* [Exercise details]:
Within the records that follow, find every line containing the string "data". Copy those lines.

━━━ Information given

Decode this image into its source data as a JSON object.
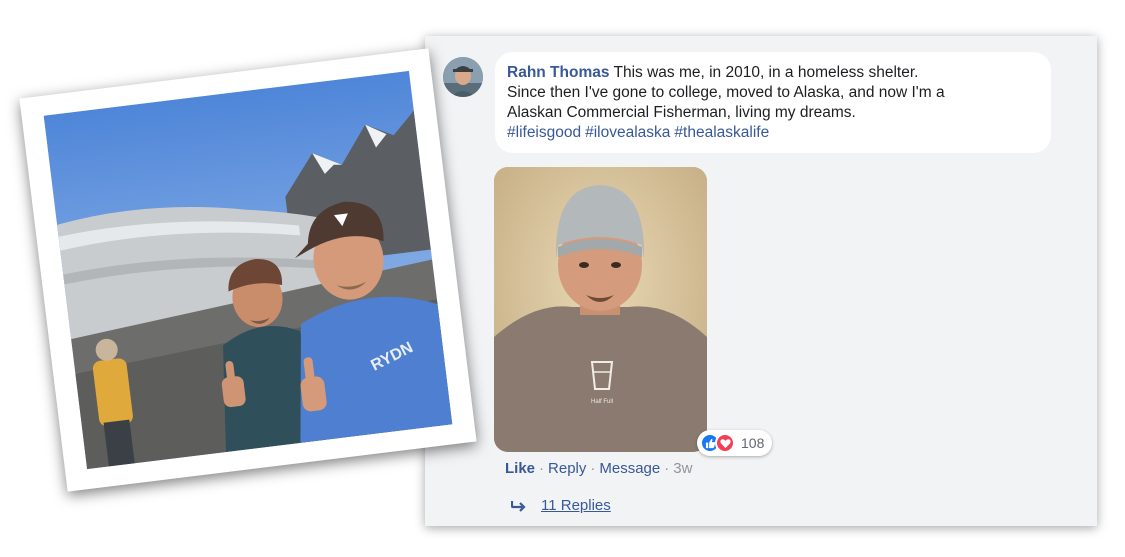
{
  "comment": {
    "author": "Rahn Thomas",
    "text_line1": "This was me, in 2010, in a homeless shelter.",
    "text_line2": "Since then I've gone to college, moved to Alaska, and now I'm a",
    "text_line3": "Alaskan Commercial Fisherman, living my dreams.",
    "hashtags": [
      "#lifeisgood",
      "#ilovealaska",
      "#thealaskalife"
    ]
  },
  "photo": {
    "shirt_text": "Half Full"
  },
  "reactions": {
    "count": "108",
    "icons": [
      "like-icon",
      "love-icon"
    ]
  },
  "actions": {
    "like": "Like",
    "reply": "Reply",
    "message": "Message",
    "time": "3w",
    "separator": "·"
  },
  "replies": {
    "label": "11 Replies"
  },
  "polaroid": {
    "shirt_text": "RYDN"
  },
  "colors": {
    "link": "#385898",
    "card_bg": "#f2f3f5",
    "like_blue": "#1877f2",
    "love_red": "#f33e58"
  }
}
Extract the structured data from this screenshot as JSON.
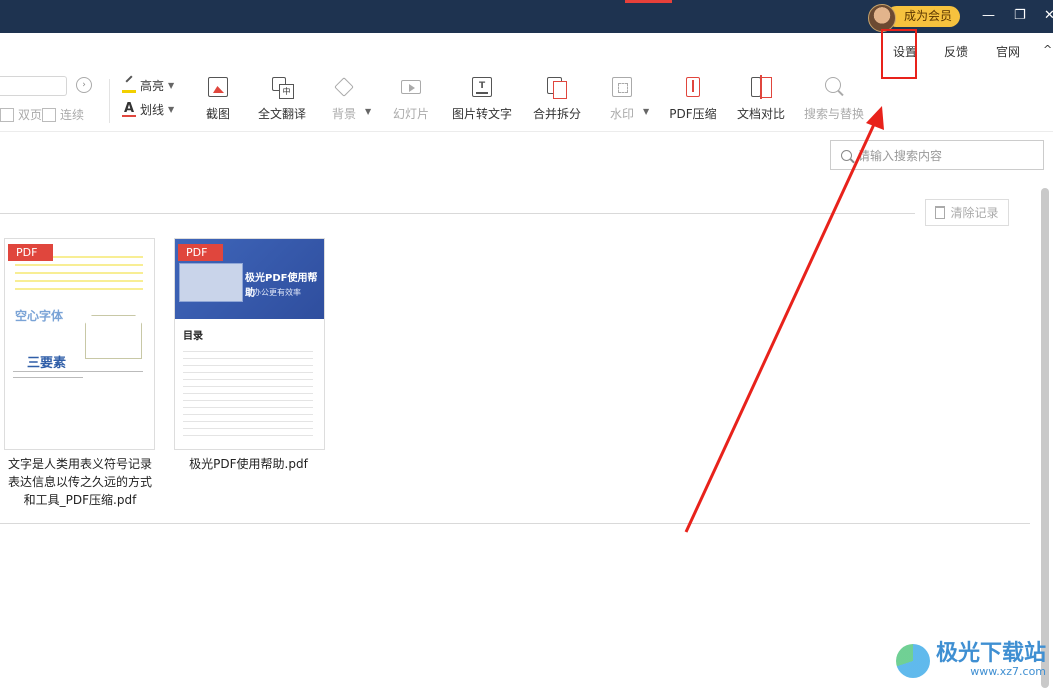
{
  "titlebar": {
    "vip_label": "成为会员",
    "min_glyph": "—",
    "restore_glyph": "❐",
    "close_glyph": "✕"
  },
  "menubar": {
    "items": [
      "设置",
      "反馈",
      "官网"
    ],
    "chevron": "^"
  },
  "toolbar": {
    "page_prev_glyph": "›",
    "double_page": "双页",
    "continuous": "连续",
    "highlight": "高亮",
    "underline": "划线",
    "tools": [
      {
        "label": "截图",
        "icon": "screenshot-icon",
        "enabled": true
      },
      {
        "label": "全文翻译",
        "icon": "translate-icon",
        "enabled": true
      },
      {
        "label": "背景",
        "icon": "background-icon",
        "enabled": false
      },
      {
        "label": "幻灯片",
        "icon": "slideshow-icon",
        "enabled": false
      },
      {
        "label": "图片转文字",
        "icon": "ocr-icon",
        "enabled": true
      },
      {
        "label": "合并拆分",
        "icon": "merge-split-icon",
        "enabled": true
      },
      {
        "label": "水印",
        "icon": "watermark-icon",
        "enabled": false
      },
      {
        "label": "PDF压缩",
        "icon": "compress-icon",
        "enabled": true
      },
      {
        "label": "文档对比",
        "icon": "compare-icon",
        "enabled": true
      },
      {
        "label": "搜索与替换",
        "icon": "search-replace-icon",
        "enabled": false
      }
    ]
  },
  "search": {
    "placeholder": "请输入搜索内容"
  },
  "recent": {
    "clear_label": "清除记录",
    "files": [
      {
        "badge": "PDF",
        "name": "文字是人类用表义符号记录表达信息以传之久远的方式和工具_PDF压缩.pdf",
        "name_lines": [
          "文字是人类用表义符号记录",
          "表达信息以传之久远的方式",
          "和工具_PDF压缩.pdf"
        ],
        "preview_big1": "空心字体",
        "preview_big2": "三要素"
      },
      {
        "badge": "PDF",
        "name": "极光PDF使用帮助.pdf",
        "name_lines": [
          "极光PDF使用帮助.pdf"
        ],
        "cover_title": "极光PDF使用帮助",
        "cover_sub": "让办公更有效率",
        "toc_title": "目录"
      }
    ]
  },
  "watermark": {
    "brand": "极光下载站",
    "url": "www.xz7.com"
  },
  "colors": {
    "titlebar": "#1e3350",
    "accent_red": "#e0463d",
    "vip_gold": "#f6c23e",
    "annotation_red": "#e8221b"
  }
}
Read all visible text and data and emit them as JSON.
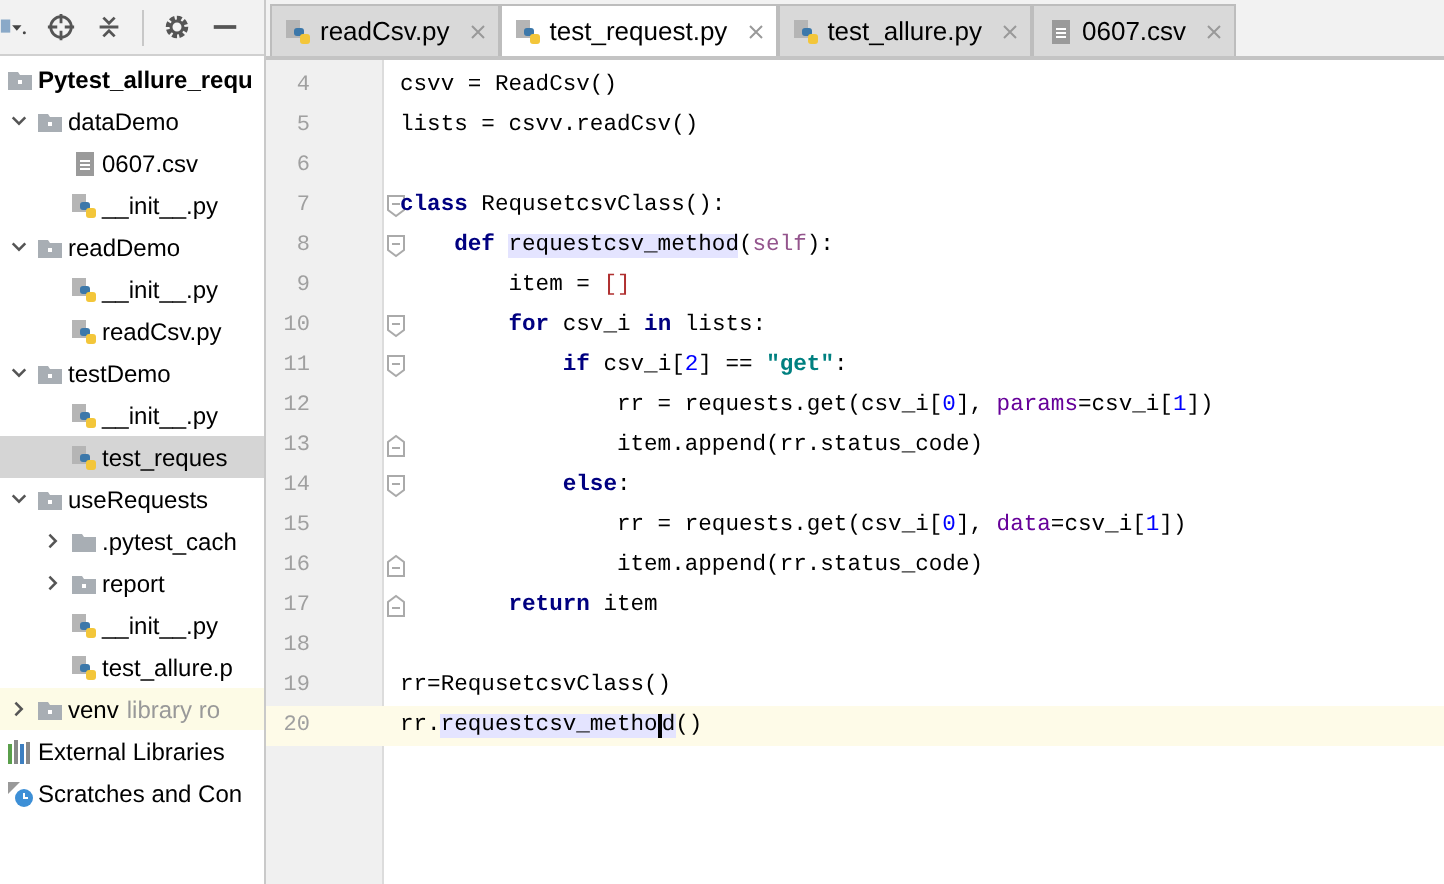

━━━━━━

* [Result of this task]:
Decode this image into its source data as a JSON object.
Extract the structured data from this screenshot as JSON.
Read all visible text and data and emit them as JSON.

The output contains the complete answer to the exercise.